**The task:** Below are some entries. Copy each line that holds the string "Farragher".

**Source data:**
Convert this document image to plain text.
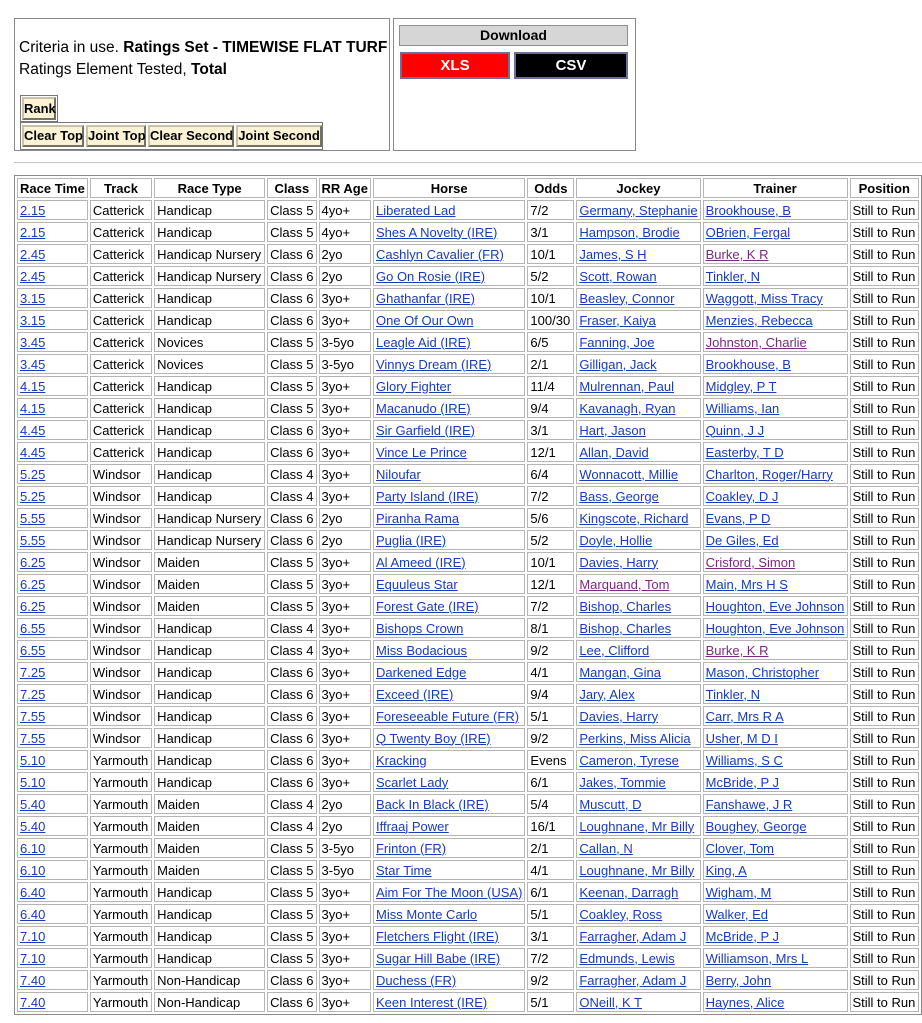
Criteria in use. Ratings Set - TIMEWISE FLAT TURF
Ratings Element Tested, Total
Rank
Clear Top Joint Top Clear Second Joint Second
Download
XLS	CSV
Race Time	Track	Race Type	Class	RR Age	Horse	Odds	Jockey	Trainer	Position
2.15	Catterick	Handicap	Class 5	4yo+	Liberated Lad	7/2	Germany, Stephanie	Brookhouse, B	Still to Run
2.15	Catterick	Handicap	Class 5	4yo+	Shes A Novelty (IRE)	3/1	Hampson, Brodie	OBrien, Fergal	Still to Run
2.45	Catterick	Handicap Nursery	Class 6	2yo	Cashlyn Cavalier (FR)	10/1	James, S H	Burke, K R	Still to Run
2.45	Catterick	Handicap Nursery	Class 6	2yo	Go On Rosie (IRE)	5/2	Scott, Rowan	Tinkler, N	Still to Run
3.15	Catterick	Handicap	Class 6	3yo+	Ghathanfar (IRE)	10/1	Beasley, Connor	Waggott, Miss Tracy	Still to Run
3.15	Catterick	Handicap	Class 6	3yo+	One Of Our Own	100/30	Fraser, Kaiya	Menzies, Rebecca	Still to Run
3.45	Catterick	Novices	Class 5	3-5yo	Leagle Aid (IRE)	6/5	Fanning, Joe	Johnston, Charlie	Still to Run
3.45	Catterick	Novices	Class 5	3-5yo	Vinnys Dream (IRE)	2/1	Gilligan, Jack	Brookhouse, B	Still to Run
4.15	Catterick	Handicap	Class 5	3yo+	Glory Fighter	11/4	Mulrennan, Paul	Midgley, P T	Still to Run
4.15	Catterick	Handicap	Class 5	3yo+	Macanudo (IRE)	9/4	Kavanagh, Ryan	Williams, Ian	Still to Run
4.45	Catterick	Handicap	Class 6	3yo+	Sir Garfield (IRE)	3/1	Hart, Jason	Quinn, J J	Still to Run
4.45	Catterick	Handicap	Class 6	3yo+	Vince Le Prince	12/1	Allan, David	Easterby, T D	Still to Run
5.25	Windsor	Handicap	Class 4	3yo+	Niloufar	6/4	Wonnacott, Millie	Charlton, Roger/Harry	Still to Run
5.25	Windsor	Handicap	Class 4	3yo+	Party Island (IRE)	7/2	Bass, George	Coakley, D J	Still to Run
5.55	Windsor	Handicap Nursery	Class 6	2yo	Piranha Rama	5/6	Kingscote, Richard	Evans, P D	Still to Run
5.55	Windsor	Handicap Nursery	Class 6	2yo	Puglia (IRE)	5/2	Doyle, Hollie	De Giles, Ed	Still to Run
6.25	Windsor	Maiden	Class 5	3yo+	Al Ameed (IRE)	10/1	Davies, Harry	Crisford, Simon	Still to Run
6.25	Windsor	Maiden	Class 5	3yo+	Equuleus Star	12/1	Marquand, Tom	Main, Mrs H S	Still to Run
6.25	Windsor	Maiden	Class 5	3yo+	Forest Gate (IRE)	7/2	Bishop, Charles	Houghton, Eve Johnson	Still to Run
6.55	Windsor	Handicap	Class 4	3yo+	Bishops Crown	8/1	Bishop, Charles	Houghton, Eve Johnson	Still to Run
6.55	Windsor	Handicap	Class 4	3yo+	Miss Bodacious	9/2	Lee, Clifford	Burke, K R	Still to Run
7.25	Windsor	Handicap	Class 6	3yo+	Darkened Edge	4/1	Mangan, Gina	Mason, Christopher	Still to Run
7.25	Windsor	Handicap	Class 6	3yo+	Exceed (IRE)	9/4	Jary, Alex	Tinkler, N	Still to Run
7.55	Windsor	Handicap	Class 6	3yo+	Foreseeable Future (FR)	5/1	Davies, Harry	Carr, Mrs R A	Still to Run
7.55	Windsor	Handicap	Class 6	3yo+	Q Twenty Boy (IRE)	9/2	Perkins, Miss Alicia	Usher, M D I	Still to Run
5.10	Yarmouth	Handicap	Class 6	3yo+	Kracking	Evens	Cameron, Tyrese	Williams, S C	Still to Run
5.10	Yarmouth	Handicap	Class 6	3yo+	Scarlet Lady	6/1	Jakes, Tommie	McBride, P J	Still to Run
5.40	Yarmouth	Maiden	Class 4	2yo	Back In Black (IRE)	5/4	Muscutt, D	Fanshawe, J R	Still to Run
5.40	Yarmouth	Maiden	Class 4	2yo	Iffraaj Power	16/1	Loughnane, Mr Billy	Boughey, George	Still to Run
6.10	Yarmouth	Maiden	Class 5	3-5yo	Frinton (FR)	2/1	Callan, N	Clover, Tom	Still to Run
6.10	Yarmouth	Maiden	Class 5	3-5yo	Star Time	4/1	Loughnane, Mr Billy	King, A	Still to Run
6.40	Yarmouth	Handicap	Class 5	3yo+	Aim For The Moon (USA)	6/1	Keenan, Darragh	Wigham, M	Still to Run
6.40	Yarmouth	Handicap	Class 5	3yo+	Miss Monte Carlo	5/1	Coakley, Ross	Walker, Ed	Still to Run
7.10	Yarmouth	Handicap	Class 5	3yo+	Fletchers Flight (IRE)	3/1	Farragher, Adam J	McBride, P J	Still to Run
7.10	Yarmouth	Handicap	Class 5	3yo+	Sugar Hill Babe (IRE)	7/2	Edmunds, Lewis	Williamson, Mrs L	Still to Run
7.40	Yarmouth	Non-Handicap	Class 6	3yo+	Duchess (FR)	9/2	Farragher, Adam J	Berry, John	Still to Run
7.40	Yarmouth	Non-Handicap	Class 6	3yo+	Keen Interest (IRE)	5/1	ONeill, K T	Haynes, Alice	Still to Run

**Solution for this problem:**
7.10	Yarmouth	Handicap	Class 5	3yo+	Fletchers Flight (IRE)	3/1	Farragher, Adam J	McBride, P J	Still to Run
7.40	Yarmouth	Non-Handicap	Class 6	3yo+	Duchess (FR)	9/2	Farragher, Adam J	Berry, John	Still to Run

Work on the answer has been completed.